— Start Provided data —
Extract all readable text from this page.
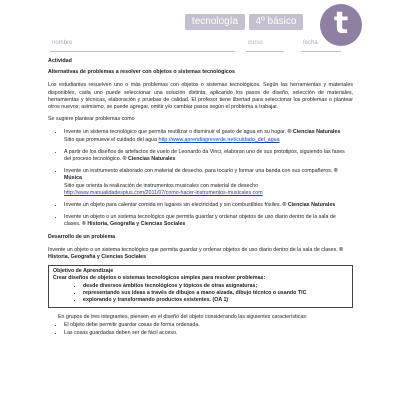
tecnología	4º básico	t
nombre	curso	fecha

Actividad

Alternativas de problemas a resolver con objetos o sistemas tecnológicos

Los estudiantes resuelven uno o más problemas con objetos o sistemas tecnológicos. Según las herramientas y materiales disponibles, cada uno puede seleccionar una solución distinta, aplicando los pasos de diseño, selección de materiales, herramientas y técnicas, elaboración y pruebas de calidad. El profesor tiene libertad para seleccionar los problemas o plantear otros nuevos; asimismo, se puede agregar, omitir y/o cambiar pasos según el problema a trabajar.

Se sugiere plantear problemas como

• Invente un sistema tecnológico que permita reutilizar o disminuir el gasto de agua en su hogar. ® Ciencias Naturales
Sitio que promueve el cuidado del agua http://www.aprendiagreverde.net/cuidado_del_agua
• A partir de los diseños de artefactos de vuelo de Leonardo da Vinci, elaboran uno de sus prototipos, siguiendo las fases del proceso tecnológico. ® Ciencias Naturales
• Invente un instrumento elaborado con material de desecho, para tocarlo y formar una banda con sus compañeros. ® Música
Sitio que orienta la realización de instrumentos musicales con material de desecho http://www.manualidadesplus.com/2011/07/como-hacer-instrumentos-musicales.com
• Invente un objeto para calentar comida en lugares sin electricidad y sin combustibles fósiles. ® Ciencias Naturales
• Invente un objeto o un sistema tecnológico que permita guardar y ordenar objetos de uso diario dentro de la sala de clases. ® Historia, Geografía y Ciencias Sociales

Desarrollo de un problema

Invente un objeto o un sistema tecnológico que permita guardar y ordenar objetos de uso diario dentro de la sala de clases. ® Historia, Geografía y Ciencias Sociales

Objetivo de Aprendizaje
Crear diseños de objetos o sistemas tecnológicos simples para resolver problemas:
• desde diversos ámbitos tecnológicos y tópicos de otras asignaturas;
• representando sus ideas a través de dibujos a mano alzada, dibujo técnico o usando TIC
• explorando y transformando productos existentes. (OA 1)

En grupos de tres integrantes, piensen en el diseño del objeto considerando las siguientes características:

• El objeto debe permitir guardar cosas de forma ordenada.
• Las cosas guardadas deben ser de fácil acceso.
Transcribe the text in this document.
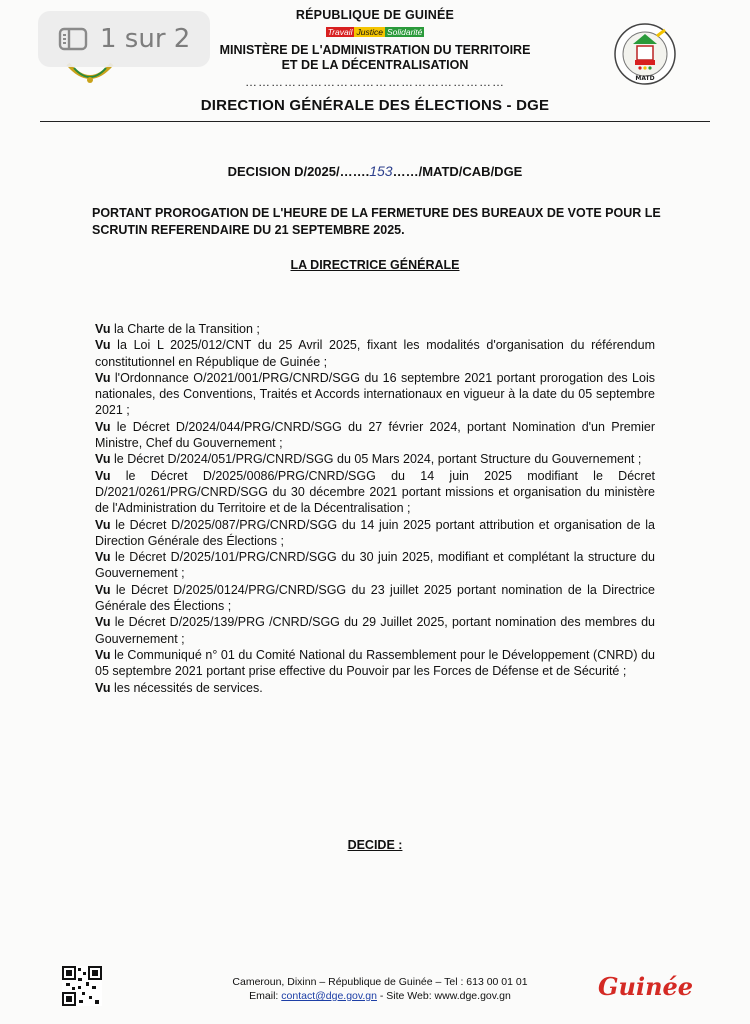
1 sur 2
MATD
RÉPUBLIQUE DE GUINÉE
Travail Justice Solidarité
MINISTÈRE DE L'ADMINISTRATION DU TERRITOIRE
ET DE LA DÉCENTRALISATION
……………………………………………………
DIRECTION GÉNÉRALE DES ÉLECTIONS - DGE
DECISION D/2025/…….153……/MATD/CAB/DGE
PORTANT PROROGATION DE L'HEURE DE LA FERMETURE DES BUREAUX DE VOTE POUR LE SCRUTIN REFERENDAIRE DU 21 SEPTEMBRE 2025.
LA DIRECTRICE GÉNÉRALE

Vu la Charte de la Transition ;

Vu la Loi L 2025/012/CNT du 25 Avril 2025, fixant les modalités d'organisation du référendum constitutionnel en République de Guinée ;

Vu l'Ordonnance O/2021/001/PRG/CNRD/SGG du 16 septembre 2021 portant prorogation des Lois nationales, des Conventions, Traités et Accords internationaux en vigueur à la date du 05 septembre 2021 ;

Vu le Décret D/2024/044/PRG/CNRD/SGG du 27 février 2024, portant Nomination d'un Premier Ministre, Chef du Gouvernement ;

Vu le Décret D/2024/051/PRG/CNRD/SGG du 05 Mars 2024, portant Structure du Gouvernement ;

Vu le Décret D/2025/0086/PRG/CNRD/SGG du 14 juin 2025 modifiant le Décret D/2021/0261/PRG/CNRD/SGG du 30 décembre 2021 portant missions et organisation du ministère de l'Administration du Territoire et de la Décentralisation ;

Vu le Décret D/2025/087/PRG/CNRD/SGG du 14 juin 2025 portant attribution et organisation de la Direction Générale des Élections ;

Vu le Décret D/2025/101/PRG/CNRD/SGG du 30 juin 2025, modifiant et complétant la structure du Gouvernement ;

Vu le Décret D/2025/0124/PRG/CNRD/SGG du 23 juillet 2025 portant nomination de la Directrice Générale des Élections ;

Vu le Décret D/2025/139/PRG /CNRD/SGG du 29 Juillet 2025, portant nomination des membres du Gouvernement ;

Vu le Communiqué n° 01 du Comité National du Rassemblement pour le Développement (CNRD) du 05 septembre 2021 portant prise effective du Pouvoir par les Forces de Défense et de Sécurité ;

Vu les nécessités de services.

DECIDE :
Cameroun, Dixinn – République de Guinée – Tel : 613 00 01 01
Email: contact@dge.gov.gn - Site Web: www.dge.gov.gn	Guinée
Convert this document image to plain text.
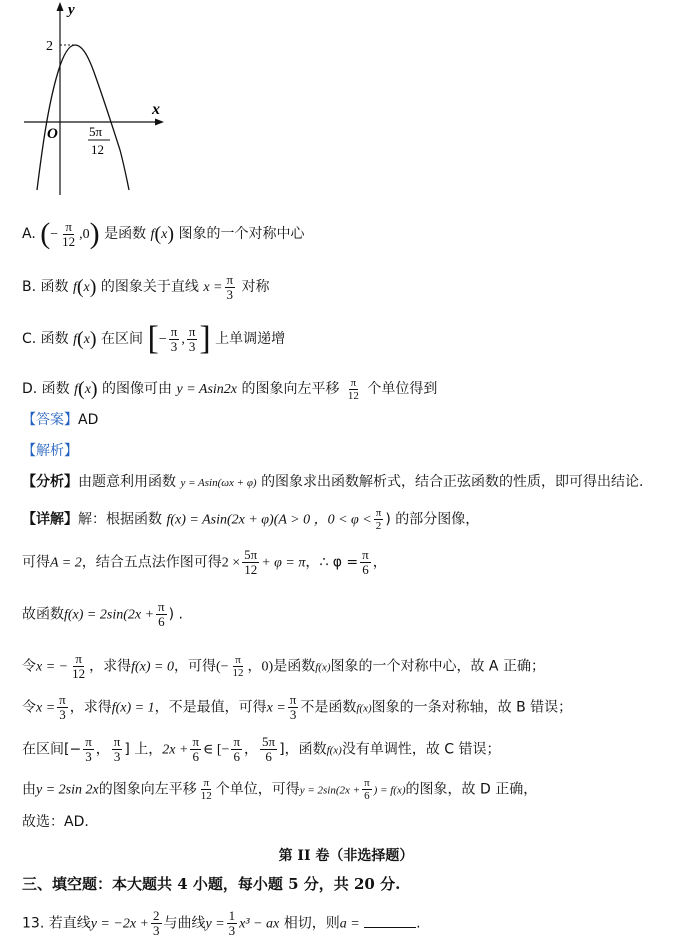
y
x
O
2
5π
12
A. (− $\frac{\pi}{12} ,0$) 是函数 f(x) 图象的一个对称中心
B. 函数 f(x) 的图象关于直线 $x = \frac{\pi}{3}$ 对称
C. 函数 f(x) 在区间 [− $\frac{\pi}{3}$ , $\frac{\pi}{3}$ ] 上单调递增
D. 函数 f(x) 的图像可由 y = Asin2x 的图象向左平移 $\frac{\pi}{12}$ 个单位得到
【答案】AD
【解析】
【分析】由题意利用函数 y = Asin(ωx + φ) 的图象求出函数解析式，结合正弦函数的性质，即可得出结论.
【详解】解：根据函数 f(x) = Asin(2x + φ)(A > 0 ，$0 < \varphi < \frac{\pi}{2}$ ) 的部分图像，
可得A = 2，结合五点法作图可得$2 \times \frac{5\pi}{12} + \varphi = \pi$，∴ $\varphi = \frac{\pi}{6}$ ，
故函数$f(x) = 2\sin(2x + \frac{\pi}{6}$ ) .
令x = − $\frac{\pi}{12}$ ，求得f(x) = 0，可得(− $\frac{\pi}{12}$ ，0)是函数f(x)图象的一个对称中心，故 A 正确；
令$x = \frac{\pi}{3}$ ，求得f(x) = 1，不是最值，可得$x = \frac{\pi}{3}$ 不是函数f(x)图象的一条对称轴，故 B 错误；
在区间[− $\frac{\pi}{3}$ ， $\frac{\pi}{3}$ ] 上，$2x + \frac{\pi}{6}$ ∈ [− $\frac{\pi}{6}$ ， $\frac{5\pi}{6}$ ]，函数f(x)没有单调性，故 C 错误；
由y = 2sin 2x的图象向左平移 $\frac{\pi}{12}$ 个单位，可得$y = 2\sin(2x + \frac{\pi}{6}$ ) = f(x)的图象，故 D 正确，
故选：AD.
第 II 卷（非选择题）
三、填空题：本大题共 4 小题，每小题 5 分，共 20 分.
13. 若直线$y = -2x + \frac{2}{3}$ 与曲线$y = \frac{1}{3} x^3$ − ax 相切，则a =	.
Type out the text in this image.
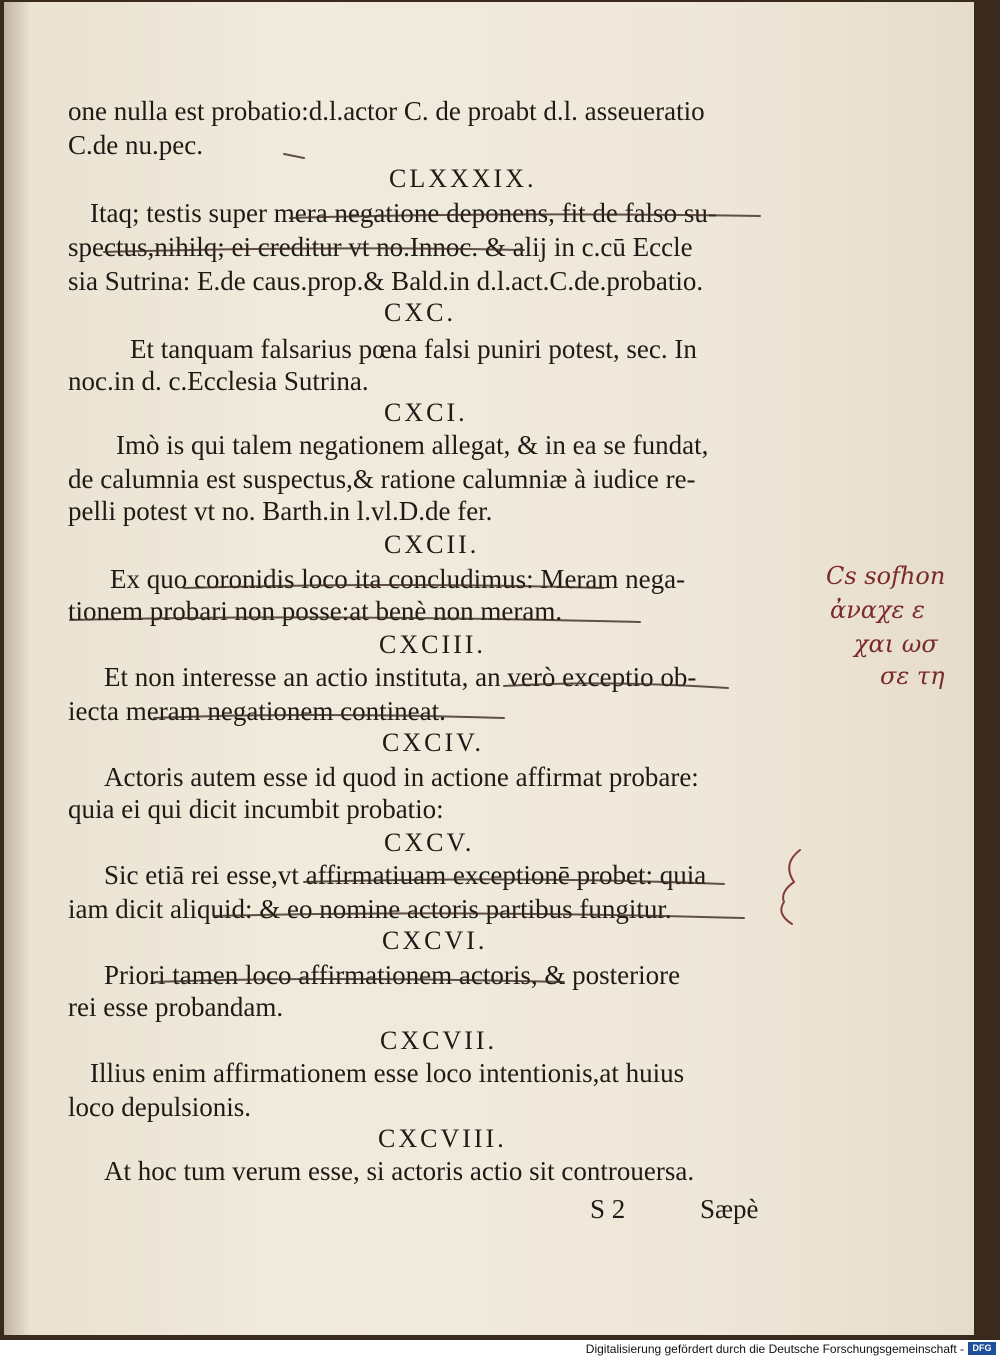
one nulla est probatio:d.l.actor C. de proabt d.l. asseueratio
C.de nu.pec.
CLXXXIX.
Itaq; testis super mera negatione deponens, fit de falso su-
spectus,nihilq; ei creditur vt no.Innoc. & alij in c.cū Eccle
sia Sutrina: E.de caus.prop.& Bald.in d.l.act.C.de.probatio.
CXC.
Et tanquam falsarius pœna falsi puniri potest, sec. In
noc.in d. c.Ecclesia Sutrina.
CXCI.
Imò is qui talem negationem allegat, & in ea se fundat,
de calumnia est suspectus,& ratione calumniæ à iudice re-
pelli potest vt no. Barth.in l.vl.D.de fer.
CXCII.
Ex quo coronidis loco ita concludimus: Meram nega-
tionem probari non posse:at benè non meram.
CXCIII.
Et non interesse an actio instituta, an verò exceptio ob-
iecta meram negationem contineat.
CXCIV.
Actoris autem esse id quod in actione affirmat probare:
quia ei qui dicit incumbit probatio:
CXCV.
Sic etiā rei esse,vt affirmatiuam exceptionē probet: quia
iam dicit aliquid: & eo nomine actoris partibus fungitur.
CXCVI.
Priori tamen loco affirmationem actoris, & posteriore
rei esse probandam.
CXCVII.
Illius enim affirmationem esse loco intentionis,at huius
loco depulsionis.
CXCVIII.
At hoc tum verum esse, si actoris actio sit controuersa.
S 2	Sæpè
Cs sofhon
ἀναχε ε
χαι ωσ
σε τη
Digitalisierung gefördert durch die Deutsche Forschungsgemeinschaft - DFG
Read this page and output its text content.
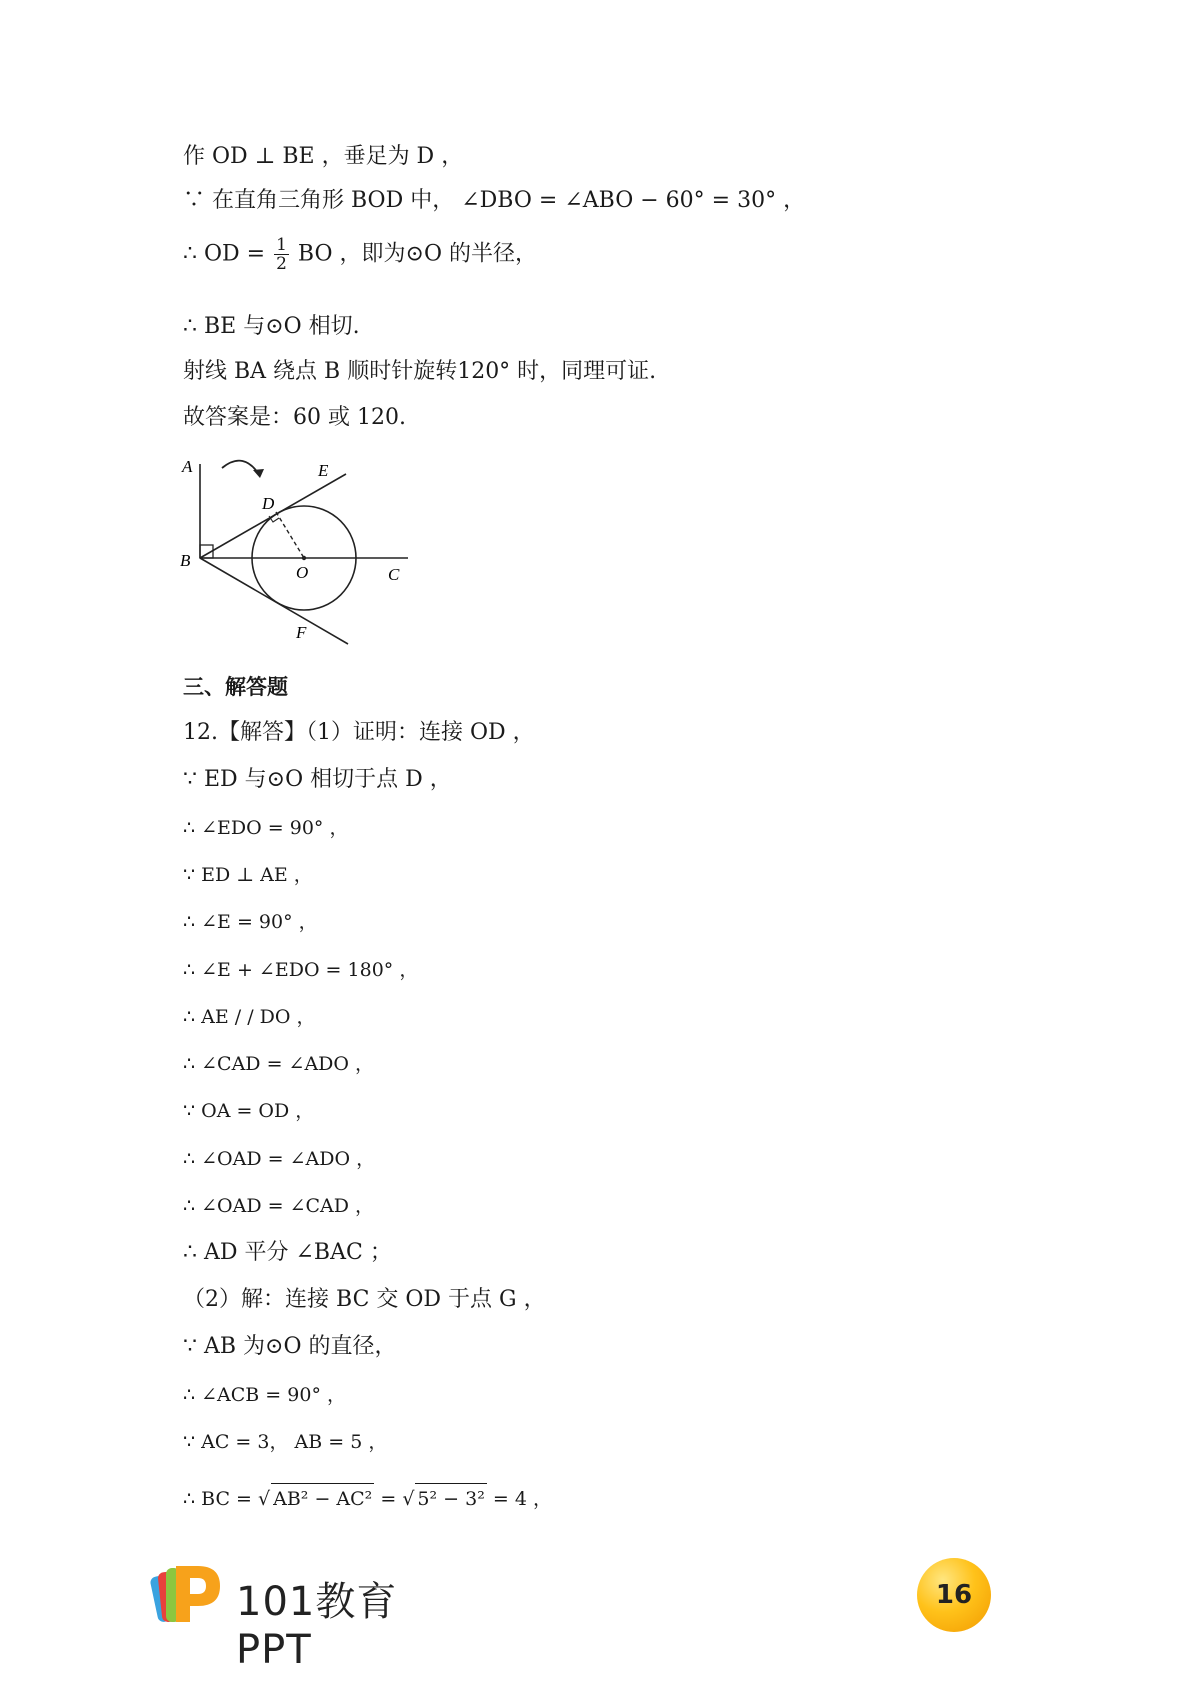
作 OD ⊥ BE ，垂足为 D ，
∵ 在直角三角形 BOD 中， ∠DBO = ∠ABO − 60° = 30° ，
∴ OD = $\frac{1}{2}$ BO ，即为⊙O 的半径，
∴ BE 与⊙O 相切.
射线 BA 绕点 B 顺时针旋转120° 时，同理可证.
故答案是：60 或 120.
A
B
C
D
E
F
O
三、解答题
12.【解答】（1）证明：连接 OD ，
∵ ED 与⊙O 相切于点 D ，
∴ ∠EDO = 90° ，
∵ ED ⊥ AE ，
∴ ∠E = 90° ，
∴ ∠E + ∠EDO = 180° ，
∴ AE / / DO ，
∴ ∠CAD = ∠ADO ，
∵ OA = OD ，
∴ ∠OAD = ∠ADO ，
∴ ∠OAD = ∠CAD ，
∴ AD 平分 ∠BAC ；
（2）解：连接 BC 交 OD 于点 G ，
∵ AB 为⊙O 的直径，
∴ ∠ACB = 90° ，
∵ AC = 3， AB = 5 ，
∴ BC = √ AB² − AC² = √ 5² − 3² = 4 ，
101教育PPT
16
— End Provided data —
[Stated exercise] Find the word "dentro" in the data and copy out each line where it turns up.

[The output]
• Invente un objeto o un sistema tecnológico que permita guardar y ordenar objetos de uso diario dentro de la sala de clases. ® Historia, Geografía y Ciencias Sociales
Invente un objeto o un sistema tecnológico que permita guardar y ordenar objetos de uso diario dentro de la sala de clases. ® Historia, Geografía y Ciencias Sociales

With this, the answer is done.